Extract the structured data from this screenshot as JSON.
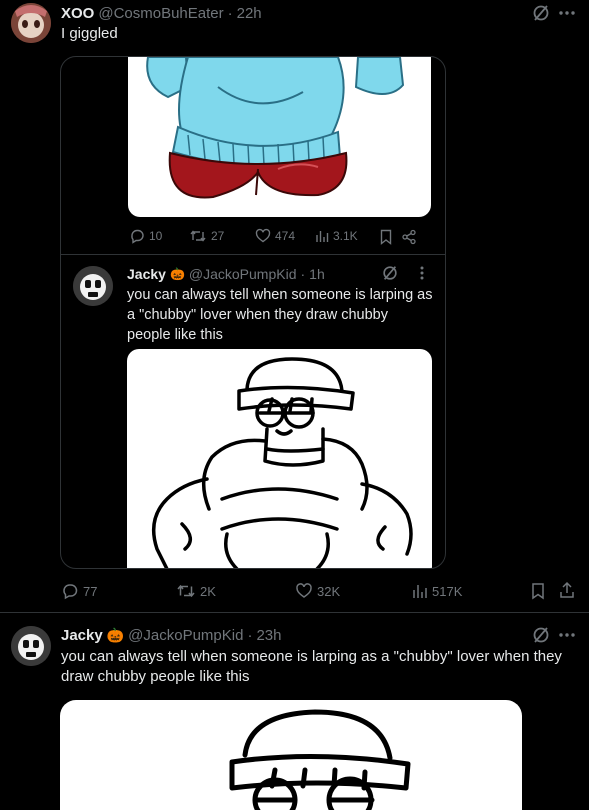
{
  "post1": {
    "display_name": "XOO",
    "handle": "@CosmoBuhEater",
    "time": "22h",
    "text": "I giggled"
  },
  "quoted_stats": {
    "replies": "10",
    "reposts": "27",
    "likes": "474",
    "views": "3.1K"
  },
  "quoted": {
    "display_name": "Jacky",
    "badge_emoji": "🎃",
    "handle": "@JackoPumpKid",
    "time": "1h",
    "text": "you can always tell when someone is larping as a \"chubby\" lover when they draw chubby people like this"
  },
  "post1_stats": {
    "replies": "77",
    "reposts": "2K",
    "likes": "32K",
    "views": "517K"
  },
  "post2": {
    "display_name": "Jacky",
    "badge_emoji": "🎃",
    "handle": "@JackoPumpKid",
    "time": "23h",
    "text": "you can always tell when someone is larping as a \"chubby\" lover when they draw chubby people like this"
  },
  "separator": "·",
  "colors": {
    "background": "#000000",
    "text": "#e7e9ea",
    "muted": "#71767b",
    "border": "#2f3336",
    "badge": "#f4900c"
  }
}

^^^^

● **Work required**
Restate every record exactly, please; do not copy the pictures.

● **Full response**
Extract the structured data from this screenshot as JSON.
{
  "post1": {
    "display_name": "XOO",
    "handle": "@CosmoBuhEater",
    "time": "22h",
    "text": "I giggled"
  },
  "quoted_stats": {
    "replies": "10",
    "reposts": "27",
    "likes": "474",
    "views": "3.1K"
  },
  "quoted": {
    "display_name": "Jacky",
    "badge_emoji": "🎃",
    "handle": "@JackoPumpKid",
    "time": "1h",
    "text": "you can always tell when someone is larping as a \"chubby\" lover when they draw chubby people like this"
  },
  "post1_stats": {
    "replies": "77",
    "reposts": "2K",
    "likes": "32K",
    "views": "517K"
  },
  "post2": {
    "display_name": "Jacky",
    "badge_emoji": "🎃",
    "handle": "@JackoPumpKid",
    "time": "23h",
    "text": "you can always tell when someone is larping as a \"chubby\" lover when they draw chubby people like this"
  },
  "separator": "·",
  "colors": {
    "background": "#000000",
    "text": "#e7e9ea",
    "muted": "#71767b",
    "border": "#2f3336",
    "badge": "#f4900c"
  }
}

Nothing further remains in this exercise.